▶ **Exercise brief**: From the entries that follow, list every line in which the string "Workflow" appears.

[Collected data]
☆ ☆ ☆ ☆ ☆

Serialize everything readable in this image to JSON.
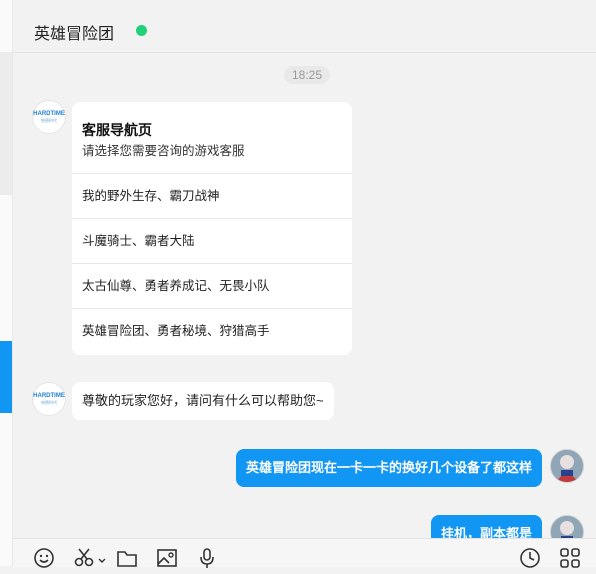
{
  "header": {
    "title": "英雄冒险团",
    "status_color": "#21d17a"
  },
  "timestamp": "18:25",
  "brand_avatar": {
    "word": "HARDTIME",
    "sub": "哈德时代"
  },
  "nav_card": {
    "title": "客服导航页",
    "subtitle": "请选择您需要咨询的游戏客服",
    "options": [
      "我的野外生存、霸刀战神",
      "斗魔骑士、霸者大陆",
      "太古仙尊、勇者养成记、无畏小队",
      "英雄冒险团、勇者秘境、狩猎高手"
    ]
  },
  "messages": {
    "greeting": "尊敬的玩家您好，请问有什么可以帮助您~",
    "user_1": "英雄冒险团现在一卡一卡的换好几个设备了都这样",
    "user_2": "挂机，副本都是"
  },
  "toolbar": {
    "icons": [
      "emoji-icon",
      "scissors-icon",
      "chevron-down-icon",
      "folder-icon",
      "image-icon",
      "microphone-icon",
      "clock-icon",
      "apps-icon"
    ]
  },
  "colors": {
    "accent": "#1296f3",
    "online": "#21d17a",
    "background": "#f2f2f2"
  }
}
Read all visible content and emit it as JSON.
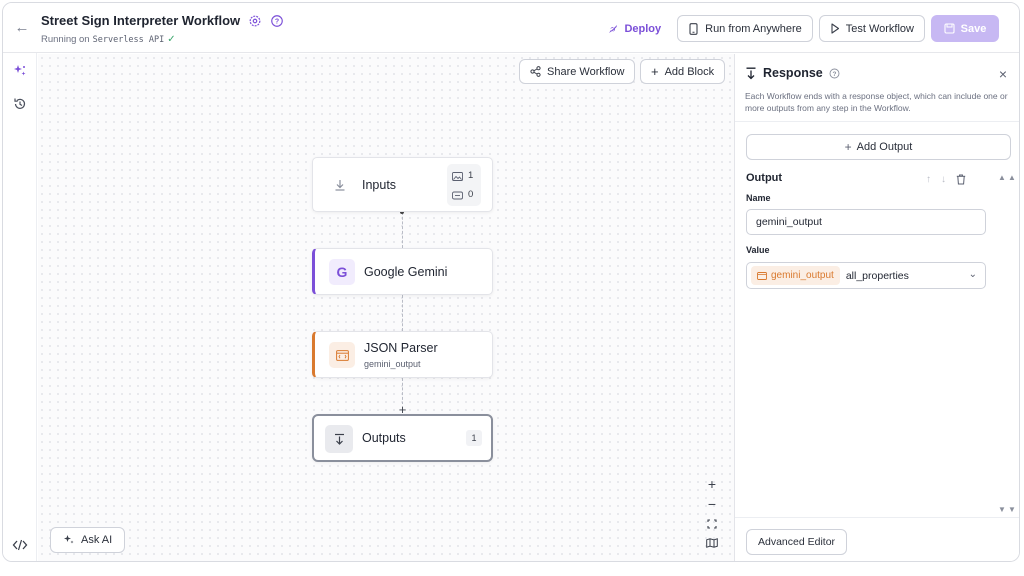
{
  "header": {
    "title": "Street Sign Interpreter Workflow",
    "running_prefix": "Running on",
    "running_target": "Serverless API",
    "deploy_label": "Deploy",
    "run_anywhere_label": "Run from Anywhere",
    "test_label": "Test Workflow",
    "save_label": "Save",
    "accent_color": "#7b4fd8"
  },
  "canvas": {
    "share_label": "Share Workflow",
    "add_block_label": "Add Block",
    "ask_ai_label": "Ask AI",
    "nodes": [
      {
        "label": "Inputs",
        "image_count": "1",
        "param_count": "0",
        "icon": "download-icon"
      },
      {
        "label": "Google Gemini",
        "icon": "google-g-icon",
        "accent": "#7b4fd8"
      },
      {
        "label": "JSON Parser",
        "sub": "gemini_output",
        "icon": "json-parser-icon",
        "accent": "#d9792e"
      },
      {
        "label": "Outputs",
        "count": "1",
        "icon": "output-arrow-icon"
      }
    ]
  },
  "panel": {
    "title": "Response",
    "description": "Each Workflow ends with a response object, which can include one or more outputs from any step in the Workflow.",
    "add_output_label": "Add Output",
    "output_title": "Output",
    "name_label": "Name",
    "name_value": "gemini_output",
    "value_label": "Value",
    "value_chip": "gemini_output",
    "value_property": "all_properties",
    "advanced_editor_label": "Advanced Editor"
  }
}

☆ ☆ ☆ ☆ ☆

▶ **Completed task**:
    "title": "Street Sign Interpreter Workflow",
    "test_label": "Test Workflow",
    "share_label": "Share Workflow",
    "description": "Each Workflow ends with a response object, which can include one or more outputs from any step in the Workflow.",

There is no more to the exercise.